Rewrite the listing below, changing every "candle-body" to "candle-bar" and keeping everything else the same.

Boxed element entries:

[Begin]

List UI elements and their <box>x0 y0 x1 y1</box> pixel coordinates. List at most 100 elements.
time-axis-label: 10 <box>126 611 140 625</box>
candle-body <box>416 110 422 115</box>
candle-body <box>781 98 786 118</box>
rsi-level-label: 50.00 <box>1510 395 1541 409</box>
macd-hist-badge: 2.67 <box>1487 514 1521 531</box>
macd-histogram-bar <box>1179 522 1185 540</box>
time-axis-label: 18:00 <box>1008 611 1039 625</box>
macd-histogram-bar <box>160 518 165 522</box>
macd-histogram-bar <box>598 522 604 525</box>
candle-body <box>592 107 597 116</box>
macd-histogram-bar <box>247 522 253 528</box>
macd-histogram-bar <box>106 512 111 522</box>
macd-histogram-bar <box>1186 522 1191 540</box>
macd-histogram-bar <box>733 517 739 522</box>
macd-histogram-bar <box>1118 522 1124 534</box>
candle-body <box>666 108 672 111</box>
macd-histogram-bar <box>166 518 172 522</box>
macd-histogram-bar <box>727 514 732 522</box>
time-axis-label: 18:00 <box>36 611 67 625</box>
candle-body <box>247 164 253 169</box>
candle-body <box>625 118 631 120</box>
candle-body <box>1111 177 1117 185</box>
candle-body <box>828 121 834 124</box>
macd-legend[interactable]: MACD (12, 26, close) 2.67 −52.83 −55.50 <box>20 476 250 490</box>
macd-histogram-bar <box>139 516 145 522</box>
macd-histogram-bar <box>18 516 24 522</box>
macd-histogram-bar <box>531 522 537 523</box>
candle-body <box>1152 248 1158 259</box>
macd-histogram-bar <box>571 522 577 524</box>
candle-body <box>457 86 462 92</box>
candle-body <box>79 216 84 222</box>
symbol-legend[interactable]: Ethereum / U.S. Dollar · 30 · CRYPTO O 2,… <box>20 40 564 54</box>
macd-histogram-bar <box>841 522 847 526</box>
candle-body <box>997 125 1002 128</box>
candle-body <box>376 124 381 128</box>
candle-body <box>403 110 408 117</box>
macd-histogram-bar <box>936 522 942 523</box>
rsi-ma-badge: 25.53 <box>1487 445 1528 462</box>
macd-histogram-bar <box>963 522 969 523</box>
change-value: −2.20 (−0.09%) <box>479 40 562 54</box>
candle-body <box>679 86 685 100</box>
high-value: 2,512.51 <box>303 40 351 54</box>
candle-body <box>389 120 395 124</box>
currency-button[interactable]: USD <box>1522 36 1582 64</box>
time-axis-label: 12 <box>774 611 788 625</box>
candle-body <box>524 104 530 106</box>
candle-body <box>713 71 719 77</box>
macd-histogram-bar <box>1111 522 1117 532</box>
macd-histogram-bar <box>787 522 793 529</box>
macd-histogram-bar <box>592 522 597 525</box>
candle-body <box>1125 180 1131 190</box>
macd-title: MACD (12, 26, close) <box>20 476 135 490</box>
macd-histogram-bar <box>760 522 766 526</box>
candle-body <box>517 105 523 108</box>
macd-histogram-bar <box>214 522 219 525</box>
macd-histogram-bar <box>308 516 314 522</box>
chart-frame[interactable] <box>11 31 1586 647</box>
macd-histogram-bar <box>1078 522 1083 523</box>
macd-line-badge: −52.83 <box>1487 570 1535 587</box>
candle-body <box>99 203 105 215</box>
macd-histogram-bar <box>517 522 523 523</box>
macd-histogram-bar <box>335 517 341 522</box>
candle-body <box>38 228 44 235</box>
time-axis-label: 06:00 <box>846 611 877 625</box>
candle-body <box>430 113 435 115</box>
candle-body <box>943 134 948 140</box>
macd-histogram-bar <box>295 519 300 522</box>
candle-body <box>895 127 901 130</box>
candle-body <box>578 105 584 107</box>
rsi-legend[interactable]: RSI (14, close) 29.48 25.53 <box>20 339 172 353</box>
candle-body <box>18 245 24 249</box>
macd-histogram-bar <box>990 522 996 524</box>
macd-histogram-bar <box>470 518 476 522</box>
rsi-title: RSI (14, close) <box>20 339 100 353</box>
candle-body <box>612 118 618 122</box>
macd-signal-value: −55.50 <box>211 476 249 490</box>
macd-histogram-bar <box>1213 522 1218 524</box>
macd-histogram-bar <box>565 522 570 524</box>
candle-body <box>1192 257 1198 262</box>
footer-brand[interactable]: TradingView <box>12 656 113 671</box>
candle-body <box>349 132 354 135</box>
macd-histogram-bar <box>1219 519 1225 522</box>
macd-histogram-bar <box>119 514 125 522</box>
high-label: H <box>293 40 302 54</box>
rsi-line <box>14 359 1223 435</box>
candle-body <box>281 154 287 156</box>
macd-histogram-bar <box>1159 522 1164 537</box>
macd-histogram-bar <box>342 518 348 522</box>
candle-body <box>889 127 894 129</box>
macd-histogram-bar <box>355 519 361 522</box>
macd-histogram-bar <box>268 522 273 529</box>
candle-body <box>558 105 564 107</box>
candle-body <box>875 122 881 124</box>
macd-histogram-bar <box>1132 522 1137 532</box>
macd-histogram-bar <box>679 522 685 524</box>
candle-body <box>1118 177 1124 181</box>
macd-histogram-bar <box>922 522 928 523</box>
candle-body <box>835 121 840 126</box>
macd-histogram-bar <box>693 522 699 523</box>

[End]

→ **Task output**
List UI elements and their <box>x0 y0 x1 y1</box> pixel coordinates. List at most 100 elements.
time-axis-label: 10 <box>126 611 140 625</box>
candle-bar <box>416 110 422 115</box>
candle-bar <box>781 98 786 118</box>
rsi-level-label: 50.00 <box>1510 395 1541 409</box>
macd-hist-badge: 2.67 <box>1487 514 1521 531</box>
macd-histogram-bar <box>1179 522 1185 540</box>
time-axis-label: 18:00 <box>1008 611 1039 625</box>
macd-histogram-bar <box>160 518 165 522</box>
macd-histogram-bar <box>598 522 604 525</box>
candle-bar <box>592 107 597 116</box>
macd-histogram-bar <box>247 522 253 528</box>
macd-histogram-bar <box>106 512 111 522</box>
macd-histogram-bar <box>1186 522 1191 540</box>
macd-histogram-bar <box>733 517 739 522</box>
macd-histogram-bar <box>1118 522 1124 534</box>
candle-bar <box>666 108 672 111</box>
macd-histogram-bar <box>166 518 172 522</box>
macd-histogram-bar <box>727 514 732 522</box>
time-axis-label: 18:00 <box>36 611 67 625</box>
candle-bar <box>247 164 253 169</box>
candle-bar <box>625 118 631 120</box>
candle-bar <box>1111 177 1117 185</box>
candle-bar <box>828 121 834 124</box>
macd-legend[interactable]: MACD (12, 26, close) 2.67 −52.83 −55.50 <box>20 476 250 490</box>
macd-histogram-bar <box>139 516 145 522</box>
macd-histogram-bar <box>18 516 24 522</box>
macd-histogram-bar <box>531 522 537 523</box>
candle-bar <box>1152 248 1158 259</box>
macd-histogram-bar <box>571 522 577 524</box>
candle-bar <box>457 86 462 92</box>
candle-bar <box>79 216 84 222</box>
symbol-legend[interactable]: Ethereum / U.S. Dollar · 30 · CRYPTO O 2,… <box>20 40 564 54</box>
macd-histogram-bar <box>841 522 847 526</box>
candle-bar <box>997 125 1002 128</box>
candle-bar <box>376 124 381 128</box>
candle-bar <box>403 110 408 117</box>
macd-histogram-bar <box>936 522 942 523</box>
rsi-ma-badge: 25.53 <box>1487 445 1528 462</box>
macd-histogram-bar <box>963 522 969 523</box>
change-value: −2.20 (−0.09%) <box>479 40 562 54</box>
candle-bar <box>679 86 685 100</box>
high-value: 2,512.51 <box>303 40 351 54</box>
candle-bar <box>389 120 395 124</box>
currency-button[interactable]: USD <box>1522 36 1582 64</box>
time-axis-label: 12 <box>774 611 788 625</box>
candle-bar <box>524 104 530 106</box>
candle-bar <box>713 71 719 77</box>
macd-histogram-bar <box>1111 522 1117 532</box>
macd-histogram-bar <box>787 522 793 529</box>
macd-histogram-bar <box>592 522 597 525</box>
candle-bar <box>1125 180 1131 190</box>
macd-title: MACD (12, 26, close) <box>20 476 135 490</box>
macd-histogram-bar <box>760 522 766 526</box>
candle-bar <box>517 105 523 108</box>
macd-histogram-bar <box>214 522 219 525</box>
macd-histogram-bar <box>308 516 314 522</box>
chart-frame[interactable] <box>11 31 1586 647</box>
macd-histogram-bar <box>1078 522 1083 523</box>
macd-line-badge: −52.83 <box>1487 570 1535 587</box>
candle-bar <box>99 203 105 215</box>
macd-histogram-bar <box>517 522 523 523</box>
macd-histogram-bar <box>335 517 341 522</box>
candle-bar <box>38 228 44 235</box>
time-axis-label: 06:00 <box>846 611 877 625</box>
candle-bar <box>430 113 435 115</box>
candle-bar <box>943 134 948 140</box>
macd-histogram-bar <box>295 519 300 522</box>
candle-bar <box>895 127 901 130</box>
candle-bar <box>578 105 584 107</box>
rsi-legend[interactable]: RSI (14, close) 29.48 25.53 <box>20 339 172 353</box>
candle-bar <box>18 245 24 249</box>
macd-histogram-bar <box>990 522 996 524</box>
macd-histogram-bar <box>470 518 476 522</box>
rsi-title: RSI (14, close) <box>20 339 100 353</box>
candle-bar <box>612 118 618 122</box>
macd-signal-value: −55.50 <box>211 476 249 490</box>
macd-histogram-bar <box>1213 522 1218 524</box>
macd-histogram-bar <box>565 522 570 524</box>
candle-bar <box>1192 257 1198 262</box>
footer-brand[interactable]: TradingView <box>12 656 113 671</box>
candle-bar <box>349 132 354 135</box>
macd-histogram-bar <box>1219 519 1225 522</box>
macd-histogram-bar <box>119 514 125 522</box>
high-label: H <box>293 40 302 54</box>
rsi-line <box>14 359 1223 435</box>
candle-bar <box>281 154 287 156</box>
macd-histogram-bar <box>1159 522 1164 537</box>
macd-histogram-bar <box>342 518 348 522</box>
candle-bar <box>889 127 894 129</box>
macd-histogram-bar <box>355 519 361 522</box>
macd-histogram-bar <box>268 522 273 529</box>
candle-bar <box>558 105 564 107</box>
candle-bar <box>875 122 881 124</box>
macd-histogram-bar <box>1132 522 1137 532</box>
macd-histogram-bar <box>679 522 685 524</box>
candle-bar <box>1118 177 1124 181</box>
macd-histogram-bar <box>922 522 928 523</box>
candle-bar <box>835 121 840 126</box>
macd-histogram-bar <box>693 522 699 523</box>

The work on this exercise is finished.